* [SUPPLIED TEXT]
-.-.-

Thomas Horton, who succeeded Arpey as CEO, said after the bankruptcy filing in November that reductions in jobs and flights were likely. At the time of the filing, American had about 22 in-house maintenance employees per aircraft in 2007-08; Delta was at 12; JetBlue at 3.4; and Northwest at .8. At that time, American employed about 15,000 maintenance workers, compared to JetBlue’s 471.

But there’s a key difference between American’s mechanics and those at some independent MROs: Airframe and Powerplant licenses. Many of American’s current mechanics have them, and they’re the FAA standard for fixing planes. For example, according to McGee,about 4,700 mechanics at one facility with more than 6,000 employees in Tulsa, Okla. are FAA licensed.

As FRONTLINE found in our report Flying Cheaper, the number of workers with this type of license tends to decrease at independent facilities. At ST Aerospace Mobile in Alabama, for example, we discovered that about two-thirds of its nearly 1,200 mechanics are unlicensed. Under FAA requirements, the person who signs off on the work must be licensed, but the people doing it don’t have to be. The numbers are even more dismal overseas: Fewer than 4 percent of the mechanics hold a FAA license of any kind — although their mechanics may substitute sufficient training or expertise for an FAA license.

Whistleblowers at ST Aerospace Mobile told us about numerous safety issues at the plant, ranging from incomplete work to mechanics with a limited knowledge of English. A recent report from WFAA out of Dallas/Fort Worth, echoed some of our findings.

It’s important to note, however, that American’s move to get out of the red comes at a time when air travel is remarkably safe. “2011 was among the safest years we’ve had in aviation,” William Swelbar, a research engineer at the Massachusetts Institute of Technology’s International Center for Air Transportation, told FRONTLINE. And this is “at a time when more work is outsourced than ever.”

If American’s proposed plan goes forward — the unions have vowed to fight it — some communities will likely feel the impact right away. While any cuts will first affect the actual employees, areas where there’s been heavy investment in maintenance facilities will also shoulder the burden, according to James C. Little, the president of the Transport Workers Union, which represents American’s airline mechanics and other skilled workers. In the Tulsa area, for example, American Airlines is the second-largest non-government employer. It’s estimated that facility will lose 2,100 jobs, which is about 31 percent of its workforce.

“I’d hate to see our skilled workforce be diminished in the U.S.,” said Little last week in a phone interview. “The professionals in the air are only as good as the professionals on the ground.”

-.-.-

Region annotation listing
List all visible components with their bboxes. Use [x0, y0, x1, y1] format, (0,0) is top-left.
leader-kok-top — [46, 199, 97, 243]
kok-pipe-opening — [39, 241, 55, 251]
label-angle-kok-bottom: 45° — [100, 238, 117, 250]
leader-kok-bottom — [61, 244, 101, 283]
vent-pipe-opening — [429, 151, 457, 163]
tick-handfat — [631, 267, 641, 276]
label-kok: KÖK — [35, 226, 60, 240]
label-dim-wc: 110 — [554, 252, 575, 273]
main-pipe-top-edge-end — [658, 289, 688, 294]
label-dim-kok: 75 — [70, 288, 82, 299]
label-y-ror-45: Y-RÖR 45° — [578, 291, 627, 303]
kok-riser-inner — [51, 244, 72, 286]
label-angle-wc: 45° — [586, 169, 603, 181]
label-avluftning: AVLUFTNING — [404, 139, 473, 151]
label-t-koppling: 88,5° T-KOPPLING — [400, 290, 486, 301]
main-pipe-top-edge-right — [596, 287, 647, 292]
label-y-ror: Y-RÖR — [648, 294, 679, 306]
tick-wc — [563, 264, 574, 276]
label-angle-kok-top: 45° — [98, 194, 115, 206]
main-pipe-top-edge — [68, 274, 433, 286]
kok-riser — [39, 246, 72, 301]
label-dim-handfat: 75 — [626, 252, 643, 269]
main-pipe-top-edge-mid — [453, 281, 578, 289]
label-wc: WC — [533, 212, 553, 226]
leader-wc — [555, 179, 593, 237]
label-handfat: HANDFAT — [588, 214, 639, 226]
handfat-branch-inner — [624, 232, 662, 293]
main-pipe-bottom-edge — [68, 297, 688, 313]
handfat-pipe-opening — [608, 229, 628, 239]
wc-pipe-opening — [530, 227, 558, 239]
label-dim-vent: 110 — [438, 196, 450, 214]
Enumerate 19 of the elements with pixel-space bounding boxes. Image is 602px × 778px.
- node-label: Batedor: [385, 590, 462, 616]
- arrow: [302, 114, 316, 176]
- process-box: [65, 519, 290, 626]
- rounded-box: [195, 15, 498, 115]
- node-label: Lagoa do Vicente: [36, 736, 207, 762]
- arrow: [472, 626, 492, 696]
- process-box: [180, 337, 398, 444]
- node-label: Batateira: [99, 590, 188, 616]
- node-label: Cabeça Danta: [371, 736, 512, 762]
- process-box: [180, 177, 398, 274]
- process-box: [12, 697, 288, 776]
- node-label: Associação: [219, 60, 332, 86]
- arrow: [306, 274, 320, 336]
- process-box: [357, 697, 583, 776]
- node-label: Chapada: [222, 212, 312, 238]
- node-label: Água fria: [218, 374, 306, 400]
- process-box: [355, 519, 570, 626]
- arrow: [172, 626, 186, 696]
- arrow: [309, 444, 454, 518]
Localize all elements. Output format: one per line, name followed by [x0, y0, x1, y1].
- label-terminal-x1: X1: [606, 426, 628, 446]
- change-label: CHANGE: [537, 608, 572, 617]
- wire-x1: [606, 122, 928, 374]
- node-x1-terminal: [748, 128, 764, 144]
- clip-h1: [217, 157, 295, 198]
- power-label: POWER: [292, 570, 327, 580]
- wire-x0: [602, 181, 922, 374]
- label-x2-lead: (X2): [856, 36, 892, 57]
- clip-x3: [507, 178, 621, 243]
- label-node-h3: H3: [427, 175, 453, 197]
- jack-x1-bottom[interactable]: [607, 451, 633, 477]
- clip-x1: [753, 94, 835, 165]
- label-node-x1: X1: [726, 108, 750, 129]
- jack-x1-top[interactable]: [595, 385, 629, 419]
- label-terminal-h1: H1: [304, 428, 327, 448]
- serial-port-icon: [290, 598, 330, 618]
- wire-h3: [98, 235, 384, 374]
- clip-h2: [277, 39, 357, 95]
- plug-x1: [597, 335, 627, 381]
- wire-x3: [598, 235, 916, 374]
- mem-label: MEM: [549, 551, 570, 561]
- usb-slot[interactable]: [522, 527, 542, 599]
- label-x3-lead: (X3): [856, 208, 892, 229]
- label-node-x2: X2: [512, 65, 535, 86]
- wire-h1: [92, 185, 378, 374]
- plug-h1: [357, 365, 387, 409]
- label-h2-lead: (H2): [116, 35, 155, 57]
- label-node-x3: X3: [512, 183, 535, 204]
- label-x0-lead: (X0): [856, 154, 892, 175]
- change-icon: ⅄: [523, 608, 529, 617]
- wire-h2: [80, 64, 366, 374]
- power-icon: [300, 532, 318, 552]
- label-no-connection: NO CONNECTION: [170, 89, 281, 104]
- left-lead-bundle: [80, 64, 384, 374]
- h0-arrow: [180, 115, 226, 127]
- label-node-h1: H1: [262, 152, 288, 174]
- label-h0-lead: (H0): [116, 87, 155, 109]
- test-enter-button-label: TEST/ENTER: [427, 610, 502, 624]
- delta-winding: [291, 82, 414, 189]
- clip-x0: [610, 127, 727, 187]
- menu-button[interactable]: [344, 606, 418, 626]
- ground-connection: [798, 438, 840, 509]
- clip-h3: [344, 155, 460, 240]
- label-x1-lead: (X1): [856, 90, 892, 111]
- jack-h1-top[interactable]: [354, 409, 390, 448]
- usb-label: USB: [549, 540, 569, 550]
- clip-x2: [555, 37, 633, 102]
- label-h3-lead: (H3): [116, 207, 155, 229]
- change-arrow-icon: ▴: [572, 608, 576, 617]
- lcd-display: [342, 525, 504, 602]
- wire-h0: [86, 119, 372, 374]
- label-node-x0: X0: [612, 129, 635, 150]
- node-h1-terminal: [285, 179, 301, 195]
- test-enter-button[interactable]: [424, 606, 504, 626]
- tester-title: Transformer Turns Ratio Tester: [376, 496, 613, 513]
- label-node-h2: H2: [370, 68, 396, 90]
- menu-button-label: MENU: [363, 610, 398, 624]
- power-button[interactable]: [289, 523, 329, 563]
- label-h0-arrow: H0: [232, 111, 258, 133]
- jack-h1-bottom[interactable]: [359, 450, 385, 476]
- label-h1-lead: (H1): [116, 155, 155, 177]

-.-.-

* [TASK REQUIREMENTS]
Copy out the passage of the airline maintenance article that begins at "But there’s a" and ends after "are FAA licensed.", changing "mechanics" to "technicians". The listing has nothing to do with this.

* [RESULT OF THE TASK]
But there’s a key difference between American’s technicians and those at some independent MROs: Airframe and Powerplant licenses. Many of American’s current technicians have them, and they’re the FAA standard for fixing planes. For example, according to McGee,about 4,700 technicians at one facility with more than 6,000 employees in Tulsa, Okla. are FAA licensed.